## Excerpts from a dataset
▬▬▬

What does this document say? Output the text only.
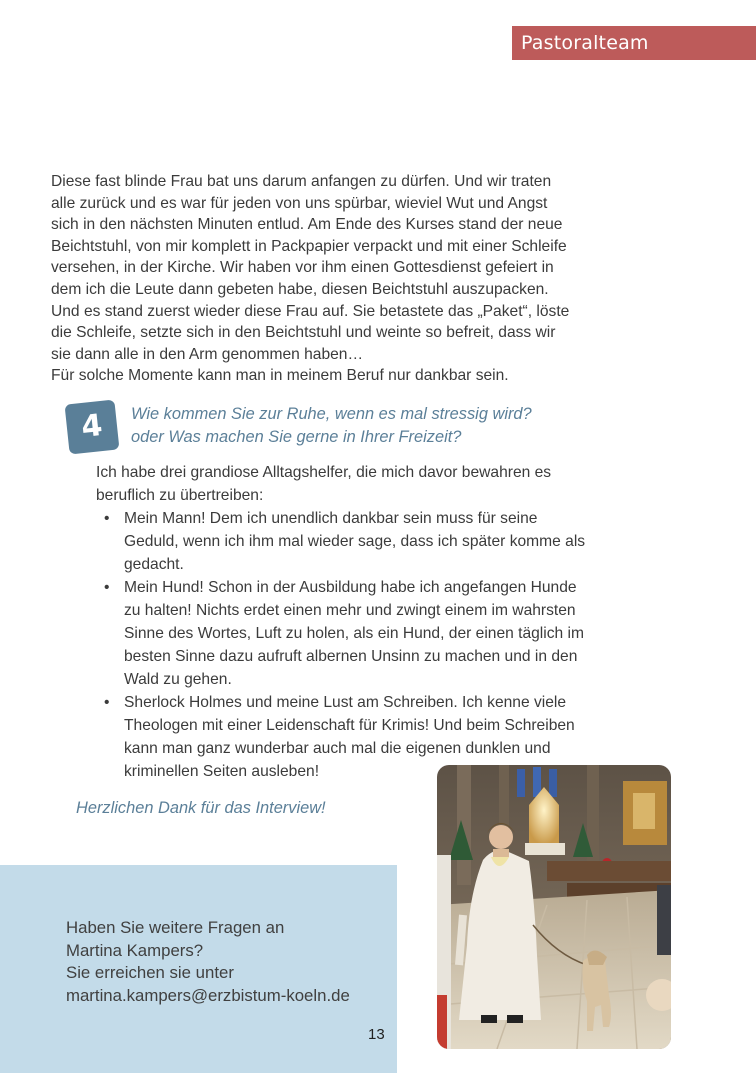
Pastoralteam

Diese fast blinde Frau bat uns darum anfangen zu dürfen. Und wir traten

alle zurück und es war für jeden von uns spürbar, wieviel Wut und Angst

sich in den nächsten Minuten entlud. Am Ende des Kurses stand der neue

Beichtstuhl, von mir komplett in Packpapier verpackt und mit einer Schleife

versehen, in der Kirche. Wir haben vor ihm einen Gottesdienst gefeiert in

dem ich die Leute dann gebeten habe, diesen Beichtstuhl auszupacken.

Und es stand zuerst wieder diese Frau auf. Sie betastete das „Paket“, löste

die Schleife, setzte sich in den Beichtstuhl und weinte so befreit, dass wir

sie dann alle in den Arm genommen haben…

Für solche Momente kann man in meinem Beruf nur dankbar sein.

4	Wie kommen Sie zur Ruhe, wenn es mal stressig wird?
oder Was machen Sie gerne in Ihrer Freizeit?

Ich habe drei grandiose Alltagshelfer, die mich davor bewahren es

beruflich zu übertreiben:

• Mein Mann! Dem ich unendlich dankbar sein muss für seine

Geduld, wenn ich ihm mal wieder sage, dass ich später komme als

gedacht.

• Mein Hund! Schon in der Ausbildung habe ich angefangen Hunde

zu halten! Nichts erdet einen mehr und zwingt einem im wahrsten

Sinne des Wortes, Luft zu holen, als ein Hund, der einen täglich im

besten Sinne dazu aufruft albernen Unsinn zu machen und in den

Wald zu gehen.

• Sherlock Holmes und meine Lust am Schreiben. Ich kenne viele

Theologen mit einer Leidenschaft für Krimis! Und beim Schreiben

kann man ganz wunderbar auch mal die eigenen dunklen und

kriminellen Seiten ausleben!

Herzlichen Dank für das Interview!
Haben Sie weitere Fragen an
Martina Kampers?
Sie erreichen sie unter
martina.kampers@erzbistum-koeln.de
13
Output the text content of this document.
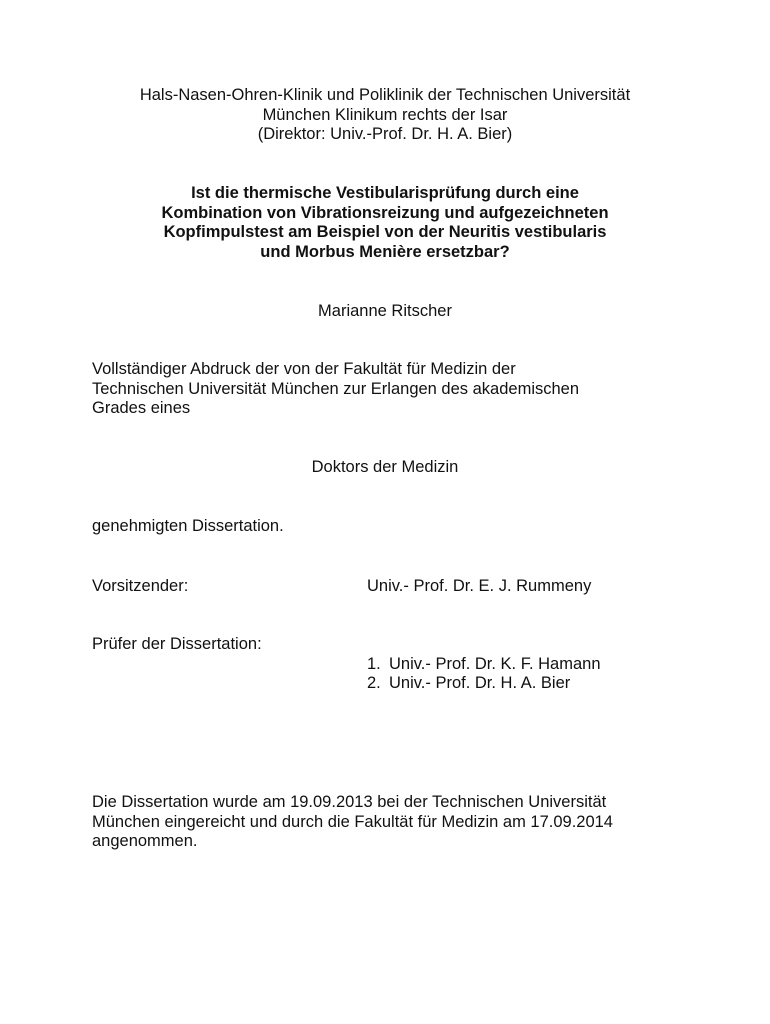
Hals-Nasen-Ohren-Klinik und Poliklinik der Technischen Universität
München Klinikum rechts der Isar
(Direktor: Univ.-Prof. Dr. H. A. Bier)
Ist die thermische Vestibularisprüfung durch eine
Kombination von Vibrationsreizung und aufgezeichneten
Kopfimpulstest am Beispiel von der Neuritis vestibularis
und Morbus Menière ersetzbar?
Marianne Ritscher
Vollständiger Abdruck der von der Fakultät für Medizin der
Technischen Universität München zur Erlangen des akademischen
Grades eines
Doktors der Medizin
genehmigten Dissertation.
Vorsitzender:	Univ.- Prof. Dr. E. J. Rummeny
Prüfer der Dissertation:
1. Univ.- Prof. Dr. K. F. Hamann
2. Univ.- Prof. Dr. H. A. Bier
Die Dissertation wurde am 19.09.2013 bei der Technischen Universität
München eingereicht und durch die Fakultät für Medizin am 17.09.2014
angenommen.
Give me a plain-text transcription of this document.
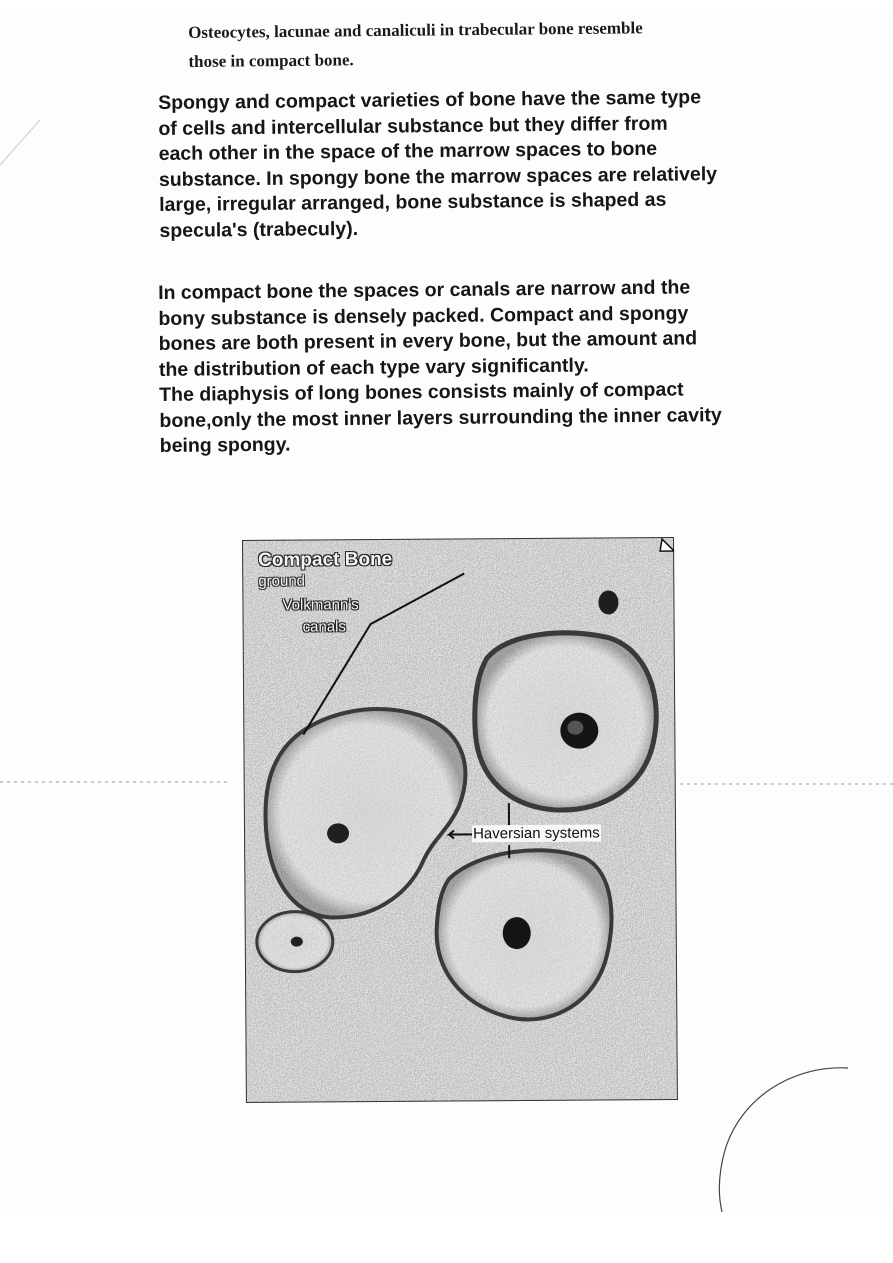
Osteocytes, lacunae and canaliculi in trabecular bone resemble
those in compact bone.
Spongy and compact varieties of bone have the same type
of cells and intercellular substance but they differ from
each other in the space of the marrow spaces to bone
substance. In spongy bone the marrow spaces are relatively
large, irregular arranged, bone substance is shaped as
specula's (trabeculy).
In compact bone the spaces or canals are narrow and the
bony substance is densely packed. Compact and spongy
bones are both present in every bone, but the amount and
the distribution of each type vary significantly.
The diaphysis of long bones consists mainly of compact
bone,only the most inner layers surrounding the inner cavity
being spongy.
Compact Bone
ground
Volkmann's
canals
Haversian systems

▬▬▬

Scan the records for the string "Bier" and show every line that contains it.

## COMPLETED TASK
(Direktor: Univ.-Prof. Dr. H. A. Bier)
2. Univ.- Prof. Dr. H. A. Bier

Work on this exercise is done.